**** DATA PROVIDED ****

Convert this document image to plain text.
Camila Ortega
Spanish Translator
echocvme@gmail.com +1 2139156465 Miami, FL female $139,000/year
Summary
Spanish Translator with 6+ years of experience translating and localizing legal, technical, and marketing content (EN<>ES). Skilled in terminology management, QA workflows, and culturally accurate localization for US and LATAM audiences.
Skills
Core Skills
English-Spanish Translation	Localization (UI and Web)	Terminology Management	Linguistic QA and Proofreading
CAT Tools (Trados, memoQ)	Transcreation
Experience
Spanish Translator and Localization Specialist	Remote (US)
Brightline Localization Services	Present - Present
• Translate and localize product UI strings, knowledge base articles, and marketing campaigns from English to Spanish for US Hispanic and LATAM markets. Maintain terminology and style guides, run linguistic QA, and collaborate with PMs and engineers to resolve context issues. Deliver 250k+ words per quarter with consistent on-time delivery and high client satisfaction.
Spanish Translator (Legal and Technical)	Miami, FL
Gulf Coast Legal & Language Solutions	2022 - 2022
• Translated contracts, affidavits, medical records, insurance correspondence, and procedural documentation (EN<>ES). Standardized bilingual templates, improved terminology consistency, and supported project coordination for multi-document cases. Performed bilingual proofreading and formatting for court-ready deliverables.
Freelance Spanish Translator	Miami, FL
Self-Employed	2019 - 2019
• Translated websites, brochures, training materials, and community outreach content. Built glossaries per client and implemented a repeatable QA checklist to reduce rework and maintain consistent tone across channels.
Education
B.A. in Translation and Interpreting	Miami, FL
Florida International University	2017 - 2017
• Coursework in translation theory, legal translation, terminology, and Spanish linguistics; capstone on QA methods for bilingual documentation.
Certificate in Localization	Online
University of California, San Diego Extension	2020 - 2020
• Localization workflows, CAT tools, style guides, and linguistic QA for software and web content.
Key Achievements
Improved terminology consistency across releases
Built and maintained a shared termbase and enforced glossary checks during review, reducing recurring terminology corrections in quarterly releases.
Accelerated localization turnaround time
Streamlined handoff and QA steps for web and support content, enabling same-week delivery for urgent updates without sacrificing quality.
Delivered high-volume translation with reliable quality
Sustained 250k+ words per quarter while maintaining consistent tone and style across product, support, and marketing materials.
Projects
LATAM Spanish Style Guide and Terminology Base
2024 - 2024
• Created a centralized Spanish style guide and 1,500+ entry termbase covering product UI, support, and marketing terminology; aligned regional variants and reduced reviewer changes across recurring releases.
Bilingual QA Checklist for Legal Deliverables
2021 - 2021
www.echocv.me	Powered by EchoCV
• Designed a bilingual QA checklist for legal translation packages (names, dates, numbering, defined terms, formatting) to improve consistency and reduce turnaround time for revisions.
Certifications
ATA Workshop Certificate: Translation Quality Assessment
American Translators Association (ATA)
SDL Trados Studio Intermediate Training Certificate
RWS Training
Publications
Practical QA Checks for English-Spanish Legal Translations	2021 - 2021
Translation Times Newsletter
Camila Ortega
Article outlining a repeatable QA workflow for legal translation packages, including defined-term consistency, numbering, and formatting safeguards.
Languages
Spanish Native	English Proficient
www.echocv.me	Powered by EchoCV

****

▸ AIM
Report every line containing the word "documentation" from the listing above.

▸ TASK RESPONSE
• Translated contracts, affidavits, medical records, insurance correspondence, and procedural documentation (EN<>ES). Standardized bilingual templates, improved terminology consistency, and supported project coordination for multi-document cases. Performed bilingual proofreading and formatting for court-ready deliverables.
• Coursework in translation theory, legal translation, terminology, and Spanish linguistics; capstone on QA methods for bilingual documentation.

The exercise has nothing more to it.